» **Exercise brief**
Reproduce the material exactly, omitting nothing.

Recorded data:
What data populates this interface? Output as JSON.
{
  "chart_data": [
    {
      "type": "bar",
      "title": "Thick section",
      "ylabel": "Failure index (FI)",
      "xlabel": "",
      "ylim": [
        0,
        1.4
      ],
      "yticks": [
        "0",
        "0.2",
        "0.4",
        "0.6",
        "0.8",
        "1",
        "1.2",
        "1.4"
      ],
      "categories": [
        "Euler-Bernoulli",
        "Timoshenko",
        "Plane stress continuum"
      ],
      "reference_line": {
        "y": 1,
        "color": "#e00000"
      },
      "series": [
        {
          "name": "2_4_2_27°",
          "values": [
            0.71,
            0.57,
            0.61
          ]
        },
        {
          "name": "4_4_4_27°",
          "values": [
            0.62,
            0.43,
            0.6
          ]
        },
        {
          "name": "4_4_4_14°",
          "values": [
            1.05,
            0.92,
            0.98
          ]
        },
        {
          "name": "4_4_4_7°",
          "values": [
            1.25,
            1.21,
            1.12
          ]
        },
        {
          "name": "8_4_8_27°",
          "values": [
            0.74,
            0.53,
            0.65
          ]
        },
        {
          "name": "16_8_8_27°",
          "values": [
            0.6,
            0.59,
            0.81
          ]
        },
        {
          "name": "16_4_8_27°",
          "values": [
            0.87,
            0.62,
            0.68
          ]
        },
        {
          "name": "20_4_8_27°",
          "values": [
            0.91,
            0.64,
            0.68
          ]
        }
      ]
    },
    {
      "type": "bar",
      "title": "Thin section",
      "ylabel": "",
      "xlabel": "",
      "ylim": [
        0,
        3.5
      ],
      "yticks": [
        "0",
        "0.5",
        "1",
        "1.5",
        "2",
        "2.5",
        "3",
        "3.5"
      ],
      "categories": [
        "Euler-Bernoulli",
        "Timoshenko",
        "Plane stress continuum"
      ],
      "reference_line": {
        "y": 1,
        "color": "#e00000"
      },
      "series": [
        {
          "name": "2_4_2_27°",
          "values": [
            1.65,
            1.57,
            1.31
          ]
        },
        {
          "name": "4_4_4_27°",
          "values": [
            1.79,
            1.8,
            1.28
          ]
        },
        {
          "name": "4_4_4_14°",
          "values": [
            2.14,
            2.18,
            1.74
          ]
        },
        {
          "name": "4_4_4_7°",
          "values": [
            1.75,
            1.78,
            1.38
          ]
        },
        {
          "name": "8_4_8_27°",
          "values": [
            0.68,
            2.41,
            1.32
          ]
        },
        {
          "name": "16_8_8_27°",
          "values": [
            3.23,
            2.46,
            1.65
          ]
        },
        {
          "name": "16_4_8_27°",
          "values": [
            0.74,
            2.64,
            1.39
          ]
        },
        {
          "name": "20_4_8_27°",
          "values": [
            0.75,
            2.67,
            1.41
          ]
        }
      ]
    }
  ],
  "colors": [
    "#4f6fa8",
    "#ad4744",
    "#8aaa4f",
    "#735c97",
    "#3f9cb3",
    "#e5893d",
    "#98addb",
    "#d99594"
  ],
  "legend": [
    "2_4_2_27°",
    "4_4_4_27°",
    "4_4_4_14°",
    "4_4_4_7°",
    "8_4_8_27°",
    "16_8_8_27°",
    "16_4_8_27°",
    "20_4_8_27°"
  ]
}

» **Task output**
What data populates this interface? Output as JSON.
{
  "chart_data": [
    {
      "type": "bar",
      "title": "Thick section",
      "ylabel": "Failure index (FI)",
      "xlabel": "",
      "ylim": [
        0,
        1.4
      ],
      "yticks": [
        "0",
        "0.2",
        "0.4",
        "0.6",
        "0.8",
        "1",
        "1.2",
        "1.4"
      ],
      "categories": [
        "Euler-Bernoulli",
        "Timoshenko",
        "Plane stress continuum"
      ],
      "reference_line": {
        "y": 1,
        "color": "#e00000"
      },
      "series": [
        {
          "name": "2_4_2_27°",
          "values": [
            0.71,
            0.57,
            0.61
          ]
        },
        {
          "name": "4_4_4_27°",
          "values": [
            0.62,
            0.43,
            0.6
          ]
        },
        {
          "name": "4_4_4_14°",
          "values": [
            1.05,
            0.92,
            0.98
          ]
        },
        {
          "name": "4_4_4_7°",
          "values": [
            1.25,
            1.21,
            1.12
          ]
        },
        {
          "name": "8_4_8_27°",
          "values": [
            0.74,
            0.53,
            0.65
          ]
        },
        {
          "name": "16_8_8_27°",
          "values": [
            0.6,
            0.59,
            0.81
          ]
        },
        {
          "name": "16_4_8_27°",
          "values": [
            0.87,
            0.62,
            0.68
          ]
        },
        {
          "name": "20_4_8_27°",
          "values": [
            0.91,
            0.64,
            0.68
          ]
        }
      ]
    },
    {
      "type": "bar",
      "title": "Thin section",
      "ylabel": "",
      "xlabel": "",
      "ylim": [
        0,
        3.5
      ],
      "yticks": [
        "0",
        "0.5",
        "1",
        "1.5",
        "2",
        "2.5",
        "3",
        "3.5"
      ],
      "categories": [
        "Euler-Bernoulli",
        "Timoshenko",
        "Plane stress continuum"
      ],
      "reference_line": {
        "y": 1,
        "color": "#e00000"
      },
      "series": [
        {
          "name": "2_4_2_27°",
          "values": [
            1.65,
            1.57,
            1.31
          ]
        },
        {
          "name": "4_4_4_27°",
          "values": [
            1.79,
            1.8,
            1.28
          ]
        },
        {
          "name": "4_4_4_14°",
          "values": [
            2.14,
            2.18,
            1.74
          ]
        },
        {
          "name": "4_4_4_7°",
          "values": [
            1.75,
            1.78,
            1.38
          ]
        },
        {
          "name": "8_4_8_27°",
          "values": [
            0.68,
            2.41,
            1.32
          ]
        },
        {
          "name": "16_8_8_27°",
          "values": [
            3.23,
            2.46,
            1.65
          ]
        },
        {
          "name": "16_4_8_27°",
          "values": [
            0.74,
            2.64,
            1.39
          ]
        },
        {
          "name": "20_4_8_27°",
          "values": [
            0.75,
            2.67,
            1.41
          ]
        }
      ]
    }
  ],
  "colors": [
    "#4f6fa8",
    "#ad4744",
    "#8aaa4f",
    "#735c97",
    "#3f9cb3",
    "#e5893d",
    "#98addb",
    "#d99594"
  ],
  "legend": [
    "2_4_2_27°",
    "4_4_4_27°",
    "4_4_4_14°",
    "4_4_4_7°",
    "8_4_8_27°",
    "16_8_8_27°",
    "16_4_8_27°",
    "20_4_8_27°"
  ]
}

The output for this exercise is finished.